:: Given problem ::
Pull each line holding the word "Average" from the data.

::::::

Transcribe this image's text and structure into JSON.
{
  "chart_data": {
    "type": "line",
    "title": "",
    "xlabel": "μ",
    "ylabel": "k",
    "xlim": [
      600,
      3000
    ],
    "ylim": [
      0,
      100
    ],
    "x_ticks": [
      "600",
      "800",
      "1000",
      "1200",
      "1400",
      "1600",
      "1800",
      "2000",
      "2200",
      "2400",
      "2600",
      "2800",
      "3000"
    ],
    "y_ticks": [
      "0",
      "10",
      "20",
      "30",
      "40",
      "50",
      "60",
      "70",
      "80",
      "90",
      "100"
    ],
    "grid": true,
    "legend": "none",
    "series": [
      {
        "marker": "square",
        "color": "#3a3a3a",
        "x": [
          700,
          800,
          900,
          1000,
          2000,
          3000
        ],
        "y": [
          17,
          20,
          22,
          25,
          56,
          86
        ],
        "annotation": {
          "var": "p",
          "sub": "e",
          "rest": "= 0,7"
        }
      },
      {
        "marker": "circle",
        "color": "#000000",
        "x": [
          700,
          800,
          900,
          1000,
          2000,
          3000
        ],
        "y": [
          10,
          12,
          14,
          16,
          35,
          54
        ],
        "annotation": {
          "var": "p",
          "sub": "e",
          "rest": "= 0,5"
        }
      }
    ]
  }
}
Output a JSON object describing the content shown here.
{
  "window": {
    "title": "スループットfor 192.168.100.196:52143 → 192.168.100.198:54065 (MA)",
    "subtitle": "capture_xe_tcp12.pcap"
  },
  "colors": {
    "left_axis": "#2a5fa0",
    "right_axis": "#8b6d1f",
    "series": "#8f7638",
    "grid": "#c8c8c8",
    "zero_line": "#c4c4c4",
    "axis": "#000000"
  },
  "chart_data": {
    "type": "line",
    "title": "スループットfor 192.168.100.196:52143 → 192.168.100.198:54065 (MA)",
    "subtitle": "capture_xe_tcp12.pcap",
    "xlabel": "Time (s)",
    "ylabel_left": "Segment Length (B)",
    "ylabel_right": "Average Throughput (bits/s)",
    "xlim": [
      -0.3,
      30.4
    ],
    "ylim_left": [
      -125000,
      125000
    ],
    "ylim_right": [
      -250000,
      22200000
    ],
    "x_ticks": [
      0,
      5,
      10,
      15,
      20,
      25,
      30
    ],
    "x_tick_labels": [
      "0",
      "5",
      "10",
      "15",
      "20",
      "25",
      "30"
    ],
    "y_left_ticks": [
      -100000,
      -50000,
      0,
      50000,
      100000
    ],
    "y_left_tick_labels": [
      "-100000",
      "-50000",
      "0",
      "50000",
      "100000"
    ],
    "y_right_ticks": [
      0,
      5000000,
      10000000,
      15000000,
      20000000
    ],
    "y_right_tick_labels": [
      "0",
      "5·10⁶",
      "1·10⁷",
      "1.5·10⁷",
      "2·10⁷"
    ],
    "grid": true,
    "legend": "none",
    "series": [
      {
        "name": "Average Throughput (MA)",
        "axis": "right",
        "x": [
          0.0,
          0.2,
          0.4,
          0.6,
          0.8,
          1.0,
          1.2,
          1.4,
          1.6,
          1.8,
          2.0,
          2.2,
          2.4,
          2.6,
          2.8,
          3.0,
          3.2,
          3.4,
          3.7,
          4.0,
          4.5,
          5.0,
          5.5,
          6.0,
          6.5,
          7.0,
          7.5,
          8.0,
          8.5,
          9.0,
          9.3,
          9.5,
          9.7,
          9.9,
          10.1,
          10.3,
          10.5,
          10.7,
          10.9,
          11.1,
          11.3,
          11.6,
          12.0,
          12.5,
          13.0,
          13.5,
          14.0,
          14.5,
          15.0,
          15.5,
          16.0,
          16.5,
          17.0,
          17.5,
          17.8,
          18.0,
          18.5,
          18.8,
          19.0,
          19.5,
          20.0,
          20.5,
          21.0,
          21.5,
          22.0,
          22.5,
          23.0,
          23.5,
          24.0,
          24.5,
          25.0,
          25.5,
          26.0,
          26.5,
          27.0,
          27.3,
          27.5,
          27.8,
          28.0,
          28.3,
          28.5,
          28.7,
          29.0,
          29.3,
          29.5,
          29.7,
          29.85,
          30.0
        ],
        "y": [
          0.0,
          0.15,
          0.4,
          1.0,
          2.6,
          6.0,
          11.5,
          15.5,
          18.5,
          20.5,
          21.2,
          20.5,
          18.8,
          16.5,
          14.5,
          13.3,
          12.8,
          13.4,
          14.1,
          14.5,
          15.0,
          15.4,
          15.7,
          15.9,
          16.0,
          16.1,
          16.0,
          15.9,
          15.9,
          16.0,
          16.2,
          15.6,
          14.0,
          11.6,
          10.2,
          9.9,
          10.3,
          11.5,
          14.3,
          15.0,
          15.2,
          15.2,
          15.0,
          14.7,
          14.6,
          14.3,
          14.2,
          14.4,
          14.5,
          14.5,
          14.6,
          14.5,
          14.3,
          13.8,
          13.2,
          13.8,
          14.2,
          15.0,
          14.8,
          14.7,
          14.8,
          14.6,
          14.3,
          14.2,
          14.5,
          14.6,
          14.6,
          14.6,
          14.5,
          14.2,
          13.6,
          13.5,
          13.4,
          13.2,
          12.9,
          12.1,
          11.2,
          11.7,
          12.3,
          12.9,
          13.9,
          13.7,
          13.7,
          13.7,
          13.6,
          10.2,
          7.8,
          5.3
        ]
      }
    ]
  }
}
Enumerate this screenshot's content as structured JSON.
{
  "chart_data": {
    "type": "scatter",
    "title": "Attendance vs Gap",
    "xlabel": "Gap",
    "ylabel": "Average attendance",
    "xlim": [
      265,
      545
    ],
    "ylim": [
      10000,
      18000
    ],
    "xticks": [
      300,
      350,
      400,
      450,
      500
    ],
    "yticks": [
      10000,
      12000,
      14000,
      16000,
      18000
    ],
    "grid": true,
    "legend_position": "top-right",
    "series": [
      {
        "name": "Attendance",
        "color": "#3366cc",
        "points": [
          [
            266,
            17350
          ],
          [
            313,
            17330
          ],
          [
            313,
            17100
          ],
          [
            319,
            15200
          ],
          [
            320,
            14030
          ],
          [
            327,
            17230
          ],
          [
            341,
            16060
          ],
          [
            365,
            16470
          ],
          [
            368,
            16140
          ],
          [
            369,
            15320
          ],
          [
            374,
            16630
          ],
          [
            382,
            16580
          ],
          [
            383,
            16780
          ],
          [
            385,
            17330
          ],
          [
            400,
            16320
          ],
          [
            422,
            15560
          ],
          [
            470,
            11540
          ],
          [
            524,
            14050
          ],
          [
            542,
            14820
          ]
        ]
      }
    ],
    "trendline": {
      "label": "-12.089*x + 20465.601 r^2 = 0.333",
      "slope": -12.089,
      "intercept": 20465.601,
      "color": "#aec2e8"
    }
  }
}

::::::

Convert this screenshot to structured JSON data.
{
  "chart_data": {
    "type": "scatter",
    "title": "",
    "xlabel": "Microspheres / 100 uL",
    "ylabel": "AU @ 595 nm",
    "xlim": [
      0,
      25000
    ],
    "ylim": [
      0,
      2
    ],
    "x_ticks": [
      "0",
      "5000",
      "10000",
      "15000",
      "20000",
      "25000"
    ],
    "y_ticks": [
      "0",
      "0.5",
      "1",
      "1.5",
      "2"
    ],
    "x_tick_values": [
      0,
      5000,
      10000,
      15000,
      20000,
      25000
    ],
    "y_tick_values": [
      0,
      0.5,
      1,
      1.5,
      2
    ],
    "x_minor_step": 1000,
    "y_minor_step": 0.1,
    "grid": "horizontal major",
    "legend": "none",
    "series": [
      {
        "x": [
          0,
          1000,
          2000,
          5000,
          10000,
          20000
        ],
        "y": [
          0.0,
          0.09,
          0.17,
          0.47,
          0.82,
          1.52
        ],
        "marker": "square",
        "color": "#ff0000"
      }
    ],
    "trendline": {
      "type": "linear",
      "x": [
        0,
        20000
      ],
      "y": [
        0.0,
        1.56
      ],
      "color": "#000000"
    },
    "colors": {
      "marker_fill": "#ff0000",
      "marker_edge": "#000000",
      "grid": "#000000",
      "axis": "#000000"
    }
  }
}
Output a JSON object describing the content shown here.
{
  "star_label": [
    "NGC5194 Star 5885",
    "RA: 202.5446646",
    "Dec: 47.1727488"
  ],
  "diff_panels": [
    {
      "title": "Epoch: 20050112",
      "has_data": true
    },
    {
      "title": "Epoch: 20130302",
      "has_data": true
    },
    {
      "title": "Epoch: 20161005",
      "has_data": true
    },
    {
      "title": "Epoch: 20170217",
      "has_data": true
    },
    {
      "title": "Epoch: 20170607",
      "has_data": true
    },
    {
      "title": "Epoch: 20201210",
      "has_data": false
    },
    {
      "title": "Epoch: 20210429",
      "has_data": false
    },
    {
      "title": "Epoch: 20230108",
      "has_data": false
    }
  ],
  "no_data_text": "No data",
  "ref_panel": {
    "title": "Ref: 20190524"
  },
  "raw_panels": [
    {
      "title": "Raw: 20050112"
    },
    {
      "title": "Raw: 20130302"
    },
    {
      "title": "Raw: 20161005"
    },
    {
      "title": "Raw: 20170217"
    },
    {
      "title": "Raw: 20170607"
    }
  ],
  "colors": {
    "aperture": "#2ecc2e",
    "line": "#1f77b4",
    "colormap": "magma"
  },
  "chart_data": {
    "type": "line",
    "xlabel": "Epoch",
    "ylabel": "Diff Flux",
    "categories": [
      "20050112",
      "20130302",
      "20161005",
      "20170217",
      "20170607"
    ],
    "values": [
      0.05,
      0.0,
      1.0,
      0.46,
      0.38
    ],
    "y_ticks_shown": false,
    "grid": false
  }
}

::::::

:: Reply ::
    "ylabel_right": "Average Throughput (bits/s)",
        "name": "Average Throughput (MA)",
    "ylabel": "Average attendance",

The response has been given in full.